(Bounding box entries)
__________________________________________________

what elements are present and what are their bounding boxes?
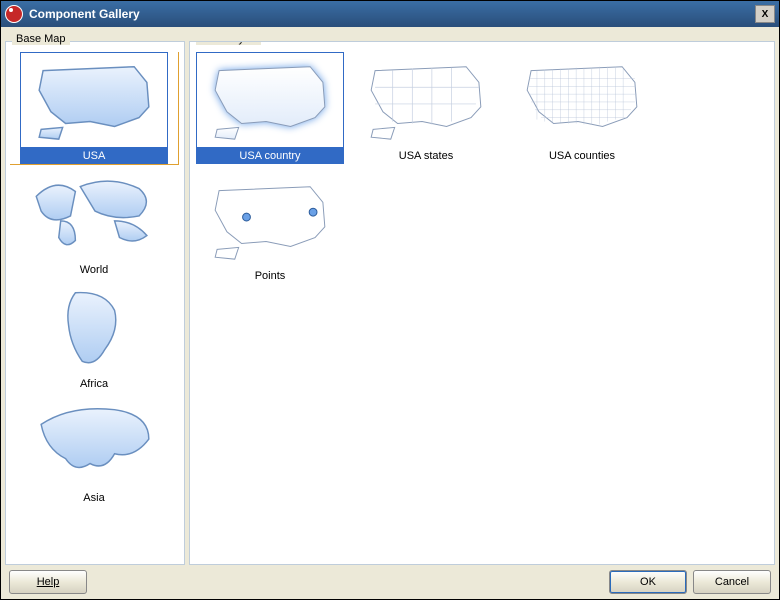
map-thumb-world	[20, 166, 168, 262]
ok-button[interactable]: OK	[609, 570, 687, 594]
area-layer-item-usa-states[interactable]: USA states	[352, 52, 500, 164]
base-map-scroll[interactable]: USA World	[10, 52, 180, 560]
base-map-item-asia[interactable]: Asia	[10, 394, 178, 506]
map-thumb-usa	[20, 52, 168, 148]
base-map-item-africa[interactable]: Africa	[10, 280, 178, 392]
app-icon	[5, 5, 23, 23]
titlebar: Component Gallery X	[1, 1, 779, 27]
content-area: Base Map USA	[1, 27, 779, 565]
base-map-item-label: Africa	[20, 376, 168, 392]
area-layer-item-points[interactable]: Points	[196, 172, 344, 284]
map-thumb-usa-states	[352, 52, 500, 148]
base-map-item-label: USA	[20, 148, 168, 164]
base-map-panel: Base Map USA	[5, 41, 185, 565]
map-thumb-asia	[20, 394, 168, 490]
base-map-item-usa[interactable]: USA	[10, 52, 178, 164]
area-layer-label: Area Layer:	[196, 41, 261, 45]
component-gallery-dialog: Component Gallery X Base Map USA	[0, 0, 780, 600]
area-layer-item-label: Points	[196, 268, 344, 284]
area-layer-item-usa-counties[interactable]: USA counties	[508, 52, 656, 164]
base-map-item-label: Asia	[20, 490, 168, 506]
area-layer-item-usa-country[interactable]: USA country	[196, 52, 344, 164]
map-thumb-points	[196, 172, 344, 268]
map-thumb-usa-counties	[508, 52, 656, 148]
button-row: Help OK Cancel	[1, 565, 779, 599]
area-layer-item-label: USA country	[196, 148, 344, 164]
base-map-item-world[interactable]: World	[10, 166, 178, 278]
help-button[interactable]: Help	[9, 570, 87, 594]
area-layer-item-label: USA states	[352, 148, 500, 164]
base-map-label: Base Map	[12, 33, 70, 45]
base-map-item-label: World	[20, 262, 168, 278]
close-icon[interactable]: X	[755, 5, 775, 23]
area-layer-item-label: USA counties	[508, 148, 656, 164]
area-layer-panel: Area Layer: USA country	[189, 41, 775, 565]
map-thumb-africa	[20, 280, 168, 376]
map-thumb-usa-country	[196, 52, 344, 148]
window-title: Component Gallery	[29, 7, 755, 21]
cancel-button[interactable]: Cancel	[693, 570, 771, 594]
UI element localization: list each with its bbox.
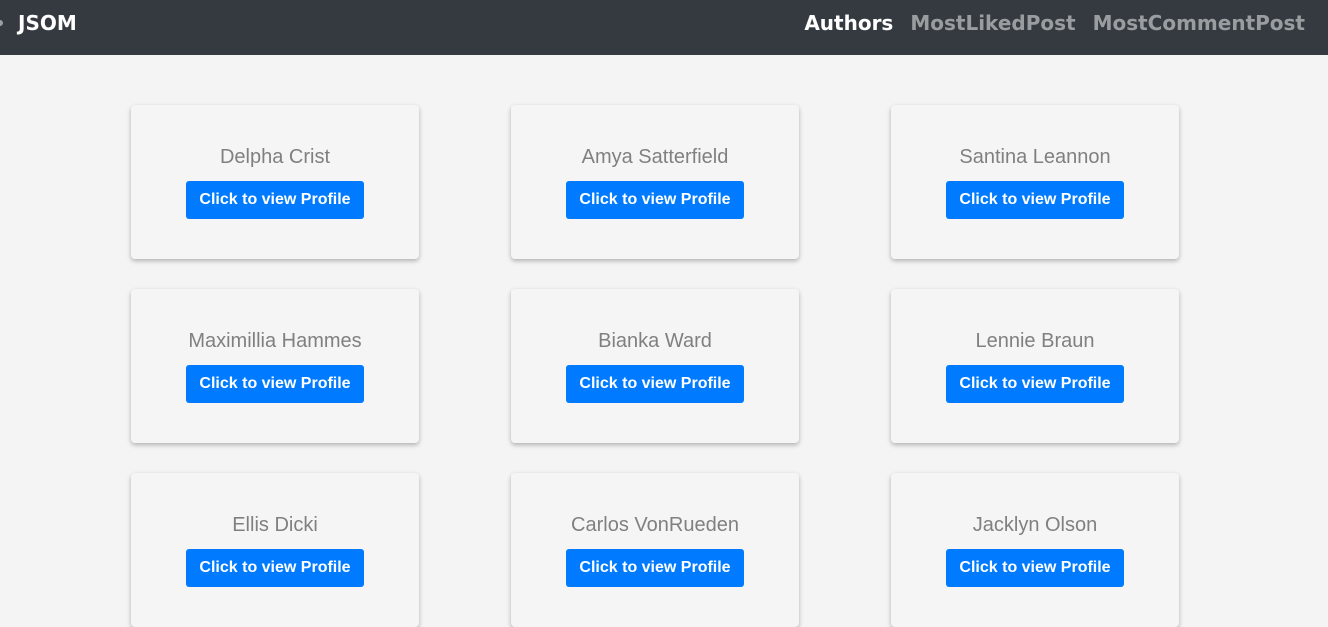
- author-name: Lennie Braun: [975, 330, 1095, 352]
- author-card: Maximillia Hammes Click to view Profile: [131, 289, 419, 443]
- author-name: Carlos VonRueden: [571, 514, 739, 536]
- nav-link-most-comment-post[interactable]: MostCommentPost: [1093, 11, 1305, 35]
- author-name: Maximillia Hammes: [188, 330, 362, 352]
- top-navbar: JSOM Authors MostLikedPost MostCommentPo…: [0, 0, 1328, 55]
- edge-dot-icon: [0, 20, 3, 26]
- author-card: Lennie Braun Click to view Profile: [891, 289, 1179, 443]
- author-name: Jacklyn Olson: [972, 514, 1098, 536]
- author-name: Amya Satterfield: [581, 146, 729, 168]
- author-card: Delpha Crist Click to view Profile: [131, 105, 419, 259]
- view-profile-button[interactable]: Click to view Profile: [566, 365, 744, 403]
- view-profile-button[interactable]: Click to view Profile: [946, 365, 1124, 403]
- nav-links: Authors MostLikedPost MostCommentPost: [804, 11, 1305, 35]
- authors-grid: Delpha Crist Click to view Profile Amya …: [131, 105, 1179, 627]
- author-name: Santina Leannon: [959, 146, 1111, 168]
- view-profile-button[interactable]: Click to view Profile: [566, 181, 744, 219]
- author-name: Delpha Crist: [219, 146, 331, 168]
- view-profile-button[interactable]: Click to view Profile: [566, 549, 744, 587]
- brand-logo[interactable]: JSOM: [18, 11, 77, 35]
- author-name: Bianka Ward: [598, 330, 712, 352]
- view-profile-button[interactable]: Click to view Profile: [186, 181, 364, 219]
- author-card: Bianka Ward Click to view Profile: [511, 289, 799, 443]
- author-card: Carlos VonRueden Click to view Profile: [511, 473, 799, 627]
- author-card: Ellis Dicki Click to view Profile: [131, 473, 419, 627]
- view-profile-button[interactable]: Click to view Profile: [946, 549, 1124, 587]
- view-profile-button[interactable]: Click to view Profile: [946, 181, 1124, 219]
- view-profile-button[interactable]: Click to view Profile: [186, 365, 364, 403]
- view-profile-button[interactable]: Click to view Profile: [186, 549, 364, 587]
- author-card: Amya Satterfield Click to view Profile: [511, 105, 799, 259]
- nav-link-most-liked-post[interactable]: MostLikedPost: [910, 11, 1075, 35]
- nav-link-authors[interactable]: Authors: [804, 11, 893, 35]
- author-card: Santina Leannon Click to view Profile: [891, 105, 1179, 259]
- author-name: Ellis Dicki: [232, 514, 318, 536]
- author-card: Jacklyn Olson Click to view Profile: [891, 473, 1179, 627]
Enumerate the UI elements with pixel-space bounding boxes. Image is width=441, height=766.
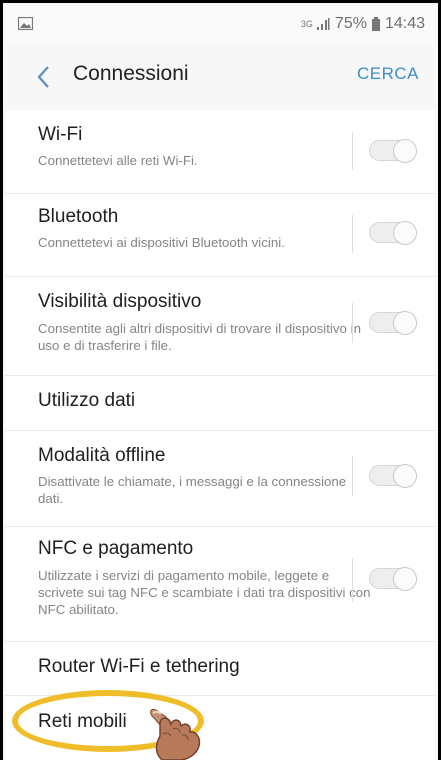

__________________________________________________

Please gather every line from the records above that contains the word "Help", and copy each line in full.

RESPONSE FOR THIS EXERCISE:
button-row: Help OK Cancel	[1, 565, 779, 599]
help-button[interactable]: Help	[9, 570, 87, 594]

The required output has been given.